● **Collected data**
* Start *

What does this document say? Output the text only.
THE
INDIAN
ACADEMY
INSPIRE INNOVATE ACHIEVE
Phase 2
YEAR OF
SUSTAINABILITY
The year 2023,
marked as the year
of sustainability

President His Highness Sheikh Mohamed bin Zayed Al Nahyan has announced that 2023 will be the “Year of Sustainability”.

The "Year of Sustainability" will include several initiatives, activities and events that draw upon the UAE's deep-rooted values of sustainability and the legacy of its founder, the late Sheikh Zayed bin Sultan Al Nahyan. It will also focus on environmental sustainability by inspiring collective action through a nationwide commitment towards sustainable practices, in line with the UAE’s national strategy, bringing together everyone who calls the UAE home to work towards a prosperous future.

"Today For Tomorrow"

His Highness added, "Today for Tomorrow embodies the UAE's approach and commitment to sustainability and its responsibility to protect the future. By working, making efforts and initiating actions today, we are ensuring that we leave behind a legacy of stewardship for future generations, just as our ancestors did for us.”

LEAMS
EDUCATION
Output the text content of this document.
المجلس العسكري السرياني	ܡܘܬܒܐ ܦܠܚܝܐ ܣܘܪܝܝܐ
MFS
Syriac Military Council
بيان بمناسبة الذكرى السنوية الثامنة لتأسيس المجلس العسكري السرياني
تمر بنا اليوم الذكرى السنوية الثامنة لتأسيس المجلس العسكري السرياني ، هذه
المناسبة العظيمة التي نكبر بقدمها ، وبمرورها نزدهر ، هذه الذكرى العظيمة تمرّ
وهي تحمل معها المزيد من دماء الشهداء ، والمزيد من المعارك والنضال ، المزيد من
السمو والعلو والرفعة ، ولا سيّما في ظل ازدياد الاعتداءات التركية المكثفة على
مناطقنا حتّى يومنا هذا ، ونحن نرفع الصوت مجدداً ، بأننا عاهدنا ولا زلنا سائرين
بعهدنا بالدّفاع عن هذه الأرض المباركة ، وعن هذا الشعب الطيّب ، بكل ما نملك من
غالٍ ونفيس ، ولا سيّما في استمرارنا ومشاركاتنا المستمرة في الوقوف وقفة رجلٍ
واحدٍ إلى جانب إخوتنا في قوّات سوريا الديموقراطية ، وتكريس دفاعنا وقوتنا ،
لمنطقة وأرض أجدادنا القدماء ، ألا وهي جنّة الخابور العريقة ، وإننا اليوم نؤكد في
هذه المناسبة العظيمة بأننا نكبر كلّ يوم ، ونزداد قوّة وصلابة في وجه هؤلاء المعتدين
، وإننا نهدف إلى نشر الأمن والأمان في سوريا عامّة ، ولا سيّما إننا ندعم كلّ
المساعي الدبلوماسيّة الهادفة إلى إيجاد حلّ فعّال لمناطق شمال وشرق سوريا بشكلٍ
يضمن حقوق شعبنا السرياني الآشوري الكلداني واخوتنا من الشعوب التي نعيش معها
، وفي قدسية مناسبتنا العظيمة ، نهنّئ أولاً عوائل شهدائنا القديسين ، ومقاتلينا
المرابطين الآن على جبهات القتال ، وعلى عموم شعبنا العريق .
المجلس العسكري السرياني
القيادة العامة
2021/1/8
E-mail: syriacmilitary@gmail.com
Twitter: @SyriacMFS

* End *

● **Exercise task**
Output every line above without altering anything.

● **Output of the task**
What does this document say? Output the text only.
THE
INDIAN
ACADEMY
INSPIRE INNOVATE ACHIEVE
Phase 2
YEAR OF
SUSTAINABILITY
The year 2023,
marked as the year
of sustainability

President His Highness Sheikh Mohamed bin Zayed Al Nahyan has announced that 2023 will be the “Year of Sustainability”.

The "Year of Sustainability" will include several initiatives, activities and events that draw upon the UAE's deep-rooted values of sustainability and the legacy of its founder, the late Sheikh Zayed bin Sultan Al Nahyan. It will also focus on environmental sustainability by inspiring collective action through a nationwide commitment towards sustainable practices, in line with the UAE’s national strategy, bringing together everyone who calls the UAE home to work towards a prosperous future.

"Today For Tomorrow"

His Highness added, "Today for Tomorrow embodies the UAE's approach and commitment to sustainability and its responsibility to protect the future. By working, making efforts and initiating actions today, we are ensuring that we leave behind a legacy of stewardship for future generations, just as our ancestors did for us.”

LEAMS
EDUCATION
Output the text content of this document.
المجلس العسكري السرياني	ܡܘܬܒܐ ܦܠܚܝܐ ܣܘܪܝܝܐ
MFS
Syriac Military Council
بيان بمناسبة الذكرى السنوية الثامنة لتأسيس المجلس العسكري السرياني
تمر بنا اليوم الذكرى السنوية الثامنة لتأسيس المجلس العسكري السرياني ، هذه
المناسبة العظيمة التي نكبر بقدمها ، وبمرورها نزدهر ، هذه الذكرى العظيمة تمرّ
وهي تحمل معها المزيد من دماء الشهداء ، والمزيد من المعارك والنضال ، المزيد من
السمو والعلو والرفعة ، ولا سيّما في ظل ازدياد الاعتداءات التركية المكثفة على
مناطقنا حتّى يومنا هذا ، ونحن نرفع الصوت مجدداً ، بأننا عاهدنا ولا زلنا سائرين
بعهدنا بالدّفاع عن هذه الأرض المباركة ، وعن هذا الشعب الطيّب ، بكل ما نملك من
غالٍ ونفيس ، ولا سيّما في استمرارنا ومشاركاتنا المستمرة في الوقوف وقفة رجلٍ
واحدٍ إلى جانب إخوتنا في قوّات سوريا الديموقراطية ، وتكريس دفاعنا وقوتنا ،
لمنطقة وأرض أجدادنا القدماء ، ألا وهي جنّة الخابور العريقة ، وإننا اليوم نؤكد في
هذه المناسبة العظيمة بأننا نكبر كلّ يوم ، ونزداد قوّة وصلابة في وجه هؤلاء المعتدين
، وإننا نهدف إلى نشر الأمن والأمان في سوريا عامّة ، ولا سيّما إننا ندعم كلّ
المساعي الدبلوماسيّة الهادفة إلى إيجاد حلّ فعّال لمناطق شمال وشرق سوريا بشكلٍ
يضمن حقوق شعبنا السرياني الآشوري الكلداني واخوتنا من الشعوب التي نعيش معها
، وفي قدسية مناسبتنا العظيمة ، نهنّئ أولاً عوائل شهدائنا القديسين ، ومقاتلينا
المرابطين الآن على جبهات القتال ، وعلى عموم شعبنا العريق .
المجلس العسكري السرياني
القيادة العامة
2021/1/8
E-mail: syriacmilitary@gmail.com
Twitter: @SyriacMFS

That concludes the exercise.